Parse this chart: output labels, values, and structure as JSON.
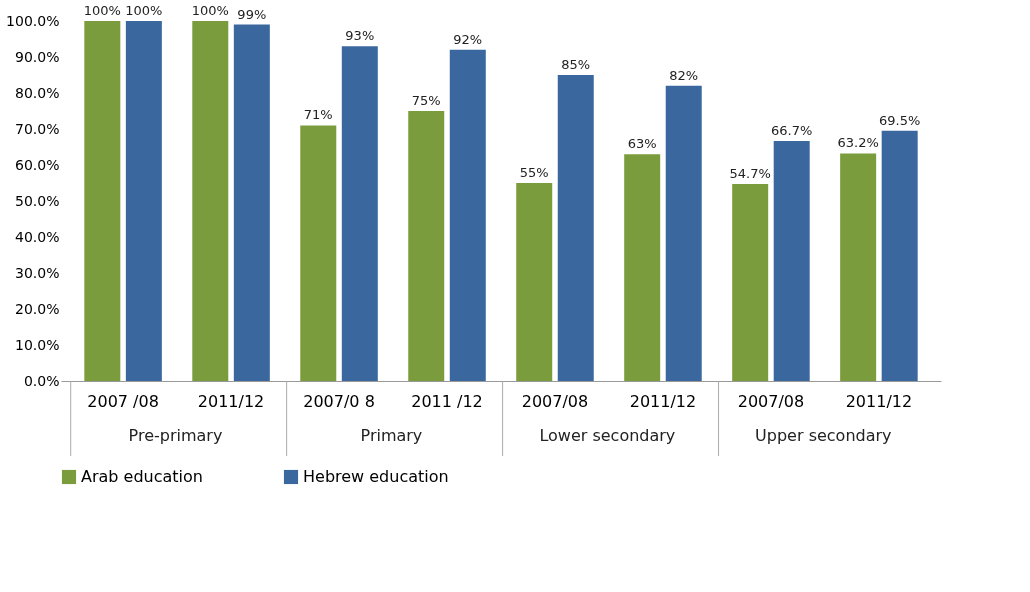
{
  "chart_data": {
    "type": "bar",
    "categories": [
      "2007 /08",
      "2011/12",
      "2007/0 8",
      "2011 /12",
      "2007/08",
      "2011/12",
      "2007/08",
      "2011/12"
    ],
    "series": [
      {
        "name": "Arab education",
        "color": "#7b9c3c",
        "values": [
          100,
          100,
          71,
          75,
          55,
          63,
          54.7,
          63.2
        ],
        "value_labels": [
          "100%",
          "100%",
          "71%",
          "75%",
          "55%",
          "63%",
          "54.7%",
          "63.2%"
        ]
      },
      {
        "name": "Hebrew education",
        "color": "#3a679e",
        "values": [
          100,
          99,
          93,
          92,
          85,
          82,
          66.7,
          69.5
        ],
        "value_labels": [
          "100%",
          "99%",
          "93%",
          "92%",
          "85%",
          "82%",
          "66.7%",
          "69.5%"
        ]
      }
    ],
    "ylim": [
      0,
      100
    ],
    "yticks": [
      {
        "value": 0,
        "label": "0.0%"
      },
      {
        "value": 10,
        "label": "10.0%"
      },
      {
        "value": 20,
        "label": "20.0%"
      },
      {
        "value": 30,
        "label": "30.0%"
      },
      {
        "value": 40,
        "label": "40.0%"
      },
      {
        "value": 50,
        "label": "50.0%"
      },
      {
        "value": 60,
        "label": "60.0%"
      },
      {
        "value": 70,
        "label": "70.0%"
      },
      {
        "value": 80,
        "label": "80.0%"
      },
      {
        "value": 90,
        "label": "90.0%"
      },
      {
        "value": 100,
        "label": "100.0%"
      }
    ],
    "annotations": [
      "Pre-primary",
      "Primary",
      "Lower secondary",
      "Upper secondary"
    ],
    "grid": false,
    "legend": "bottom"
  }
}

───

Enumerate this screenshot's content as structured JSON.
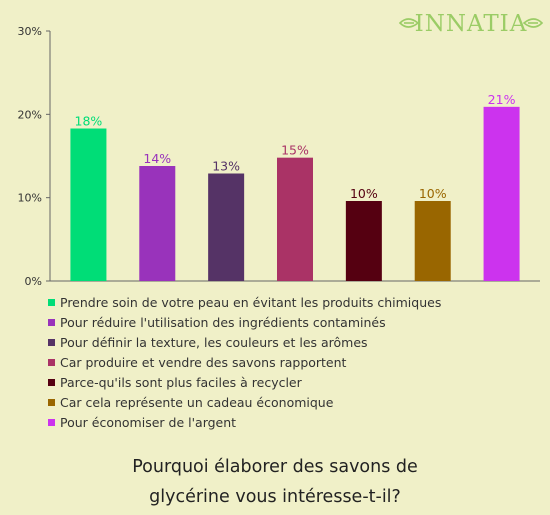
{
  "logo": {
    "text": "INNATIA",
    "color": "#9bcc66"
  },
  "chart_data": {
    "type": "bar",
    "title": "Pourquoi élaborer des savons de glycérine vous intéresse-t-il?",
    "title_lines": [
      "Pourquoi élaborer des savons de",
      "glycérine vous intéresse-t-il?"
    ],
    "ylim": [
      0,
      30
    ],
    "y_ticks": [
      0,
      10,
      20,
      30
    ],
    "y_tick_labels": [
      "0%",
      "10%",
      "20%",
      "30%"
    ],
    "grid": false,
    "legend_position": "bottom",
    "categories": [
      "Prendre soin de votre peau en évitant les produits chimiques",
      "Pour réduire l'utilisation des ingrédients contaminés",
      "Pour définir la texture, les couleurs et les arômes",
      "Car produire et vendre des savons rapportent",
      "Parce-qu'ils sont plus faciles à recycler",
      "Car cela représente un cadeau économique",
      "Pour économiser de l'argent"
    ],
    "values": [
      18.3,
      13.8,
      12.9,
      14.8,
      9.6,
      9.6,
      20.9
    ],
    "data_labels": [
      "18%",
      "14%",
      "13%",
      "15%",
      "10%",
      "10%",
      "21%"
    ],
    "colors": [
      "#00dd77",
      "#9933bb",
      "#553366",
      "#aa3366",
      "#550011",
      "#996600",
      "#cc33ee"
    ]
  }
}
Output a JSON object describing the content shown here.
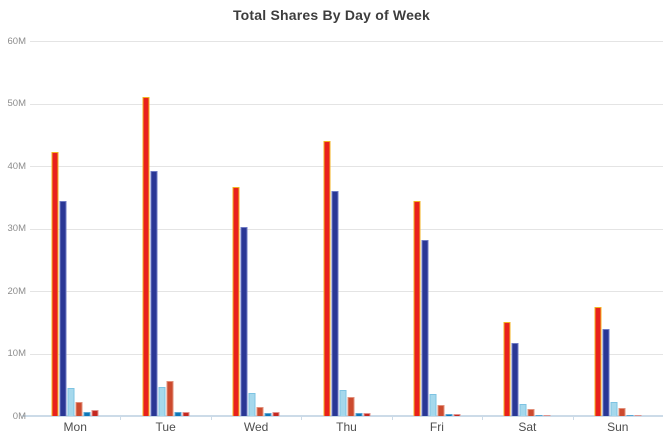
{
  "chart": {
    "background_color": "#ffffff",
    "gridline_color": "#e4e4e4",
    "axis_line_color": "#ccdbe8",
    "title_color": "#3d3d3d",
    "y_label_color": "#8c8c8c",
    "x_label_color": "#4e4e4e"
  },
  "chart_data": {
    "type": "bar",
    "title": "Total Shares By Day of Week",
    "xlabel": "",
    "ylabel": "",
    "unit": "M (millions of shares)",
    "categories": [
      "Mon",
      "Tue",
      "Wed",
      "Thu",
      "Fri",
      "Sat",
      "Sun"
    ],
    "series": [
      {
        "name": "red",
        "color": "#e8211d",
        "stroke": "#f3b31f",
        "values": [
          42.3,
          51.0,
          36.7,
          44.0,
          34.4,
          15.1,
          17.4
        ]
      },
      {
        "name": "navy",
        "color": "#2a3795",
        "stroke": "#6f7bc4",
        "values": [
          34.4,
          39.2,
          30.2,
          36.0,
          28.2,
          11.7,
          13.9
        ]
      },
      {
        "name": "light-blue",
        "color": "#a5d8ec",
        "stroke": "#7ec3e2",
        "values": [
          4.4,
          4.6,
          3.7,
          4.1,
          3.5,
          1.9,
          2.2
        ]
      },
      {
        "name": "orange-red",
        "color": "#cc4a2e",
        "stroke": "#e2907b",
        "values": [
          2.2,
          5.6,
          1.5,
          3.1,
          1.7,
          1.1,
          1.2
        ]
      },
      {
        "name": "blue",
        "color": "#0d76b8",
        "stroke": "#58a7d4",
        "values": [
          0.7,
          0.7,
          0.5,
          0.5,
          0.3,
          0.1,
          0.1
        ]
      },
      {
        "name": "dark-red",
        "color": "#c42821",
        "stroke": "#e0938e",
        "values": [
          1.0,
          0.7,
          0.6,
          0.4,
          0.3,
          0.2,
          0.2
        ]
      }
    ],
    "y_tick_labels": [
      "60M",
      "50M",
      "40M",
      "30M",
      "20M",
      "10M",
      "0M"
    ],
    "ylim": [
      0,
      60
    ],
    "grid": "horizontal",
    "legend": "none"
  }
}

───

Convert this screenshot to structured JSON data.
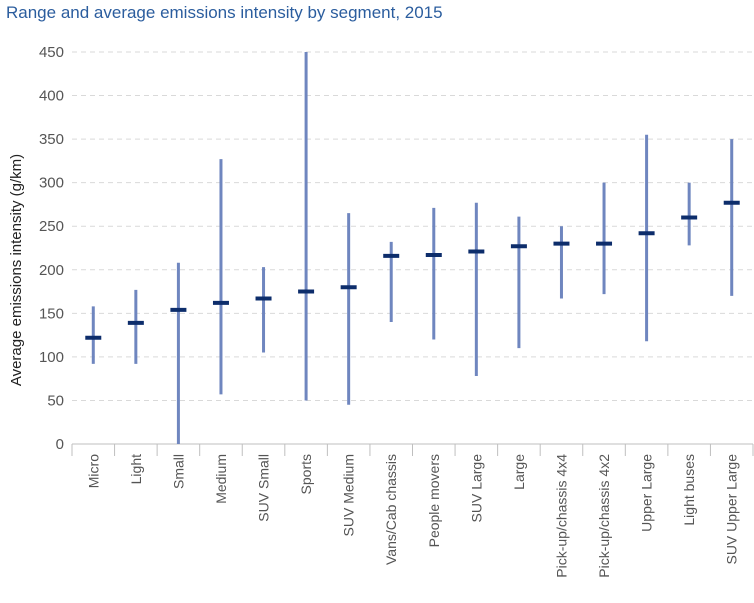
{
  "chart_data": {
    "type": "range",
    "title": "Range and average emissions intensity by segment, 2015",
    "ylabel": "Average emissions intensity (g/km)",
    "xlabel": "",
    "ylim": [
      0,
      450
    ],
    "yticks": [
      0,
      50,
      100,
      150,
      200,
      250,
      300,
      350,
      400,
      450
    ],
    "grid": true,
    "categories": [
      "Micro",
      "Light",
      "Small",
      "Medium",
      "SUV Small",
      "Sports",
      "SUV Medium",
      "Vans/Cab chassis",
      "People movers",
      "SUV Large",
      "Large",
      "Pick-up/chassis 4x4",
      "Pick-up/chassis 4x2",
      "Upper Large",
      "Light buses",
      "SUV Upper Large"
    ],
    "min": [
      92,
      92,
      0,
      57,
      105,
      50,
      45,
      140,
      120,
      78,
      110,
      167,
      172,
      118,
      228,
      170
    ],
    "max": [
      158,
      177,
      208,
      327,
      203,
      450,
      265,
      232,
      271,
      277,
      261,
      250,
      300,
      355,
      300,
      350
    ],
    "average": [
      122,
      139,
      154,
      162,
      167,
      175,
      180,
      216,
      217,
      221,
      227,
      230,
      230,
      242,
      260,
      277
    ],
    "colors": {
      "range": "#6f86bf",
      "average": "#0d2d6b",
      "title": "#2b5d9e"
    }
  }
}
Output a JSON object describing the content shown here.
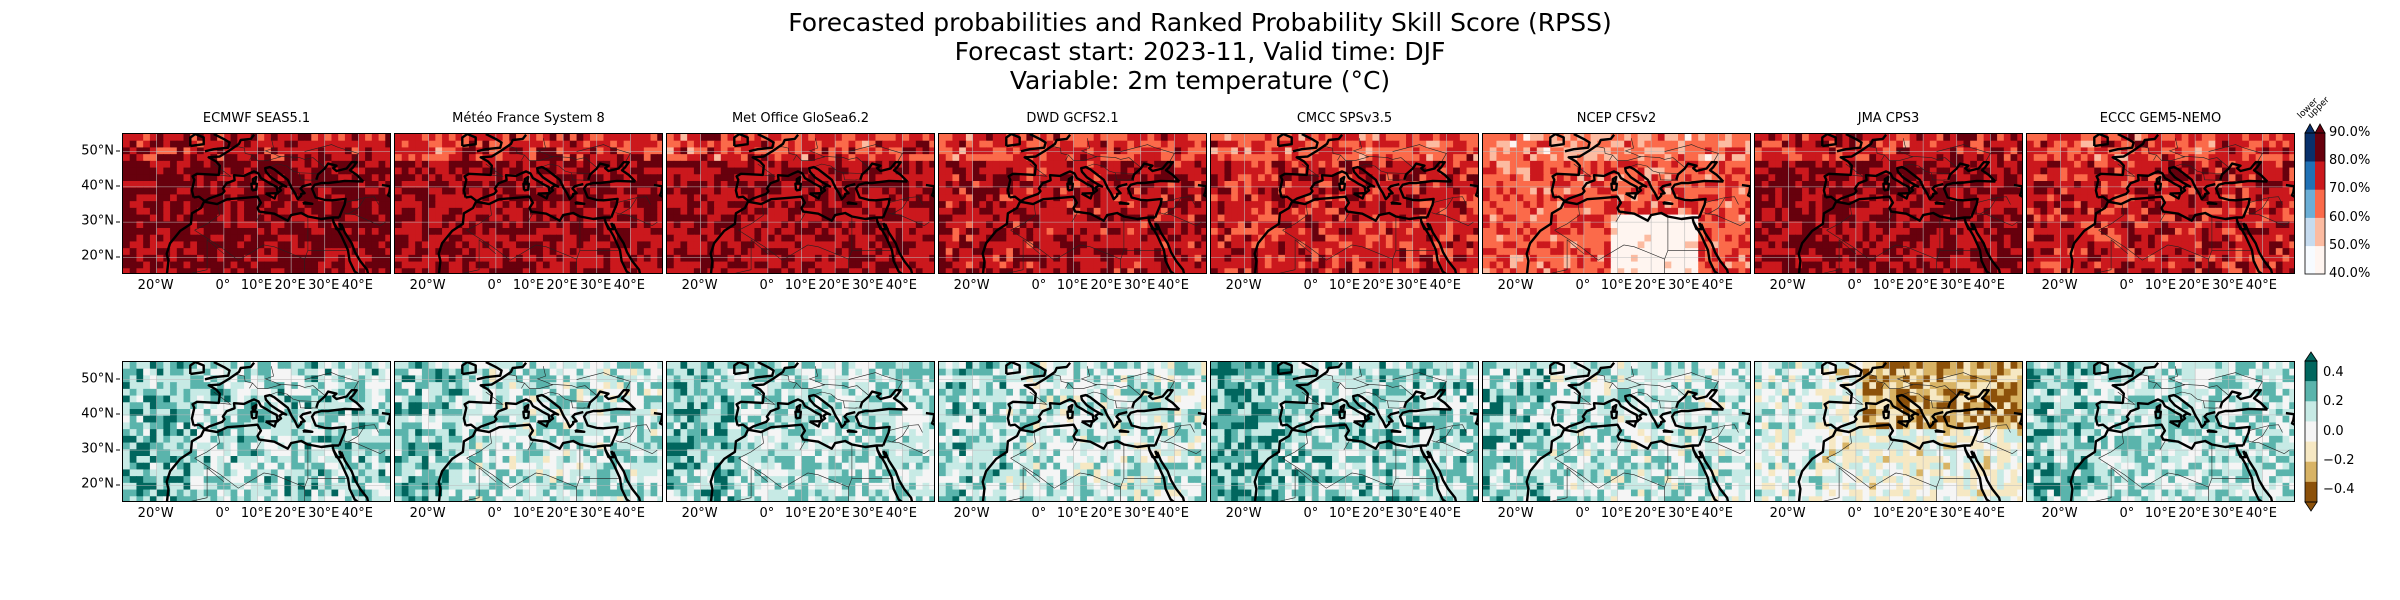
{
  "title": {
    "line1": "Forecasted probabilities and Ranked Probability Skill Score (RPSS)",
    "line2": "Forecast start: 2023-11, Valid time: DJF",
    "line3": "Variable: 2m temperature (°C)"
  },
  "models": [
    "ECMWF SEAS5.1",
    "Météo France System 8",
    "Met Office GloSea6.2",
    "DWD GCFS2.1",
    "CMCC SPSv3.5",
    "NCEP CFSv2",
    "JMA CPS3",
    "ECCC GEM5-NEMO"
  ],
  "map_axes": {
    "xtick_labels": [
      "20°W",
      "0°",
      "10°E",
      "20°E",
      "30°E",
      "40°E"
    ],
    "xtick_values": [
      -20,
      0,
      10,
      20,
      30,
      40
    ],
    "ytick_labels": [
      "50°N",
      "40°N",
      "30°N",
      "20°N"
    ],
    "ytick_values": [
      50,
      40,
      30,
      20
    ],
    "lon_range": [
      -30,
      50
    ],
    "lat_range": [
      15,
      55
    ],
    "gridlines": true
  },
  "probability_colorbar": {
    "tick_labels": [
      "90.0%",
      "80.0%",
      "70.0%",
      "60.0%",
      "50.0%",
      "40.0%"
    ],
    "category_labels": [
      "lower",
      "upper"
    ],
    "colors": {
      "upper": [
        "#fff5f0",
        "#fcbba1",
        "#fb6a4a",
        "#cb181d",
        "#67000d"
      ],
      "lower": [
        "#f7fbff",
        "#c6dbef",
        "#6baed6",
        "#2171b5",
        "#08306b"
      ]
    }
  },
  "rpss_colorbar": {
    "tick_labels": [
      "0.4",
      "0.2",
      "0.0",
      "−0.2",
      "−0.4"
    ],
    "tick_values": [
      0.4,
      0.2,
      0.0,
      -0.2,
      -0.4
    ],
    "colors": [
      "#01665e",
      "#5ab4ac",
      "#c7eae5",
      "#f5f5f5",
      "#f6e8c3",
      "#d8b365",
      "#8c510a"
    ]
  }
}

───

Exercise brief:
From the data above, show each line that contains "ylabel".

Solution for this problem:
    "ylabel": "",
    "ylabel": "Average emissions intensity (g/km)",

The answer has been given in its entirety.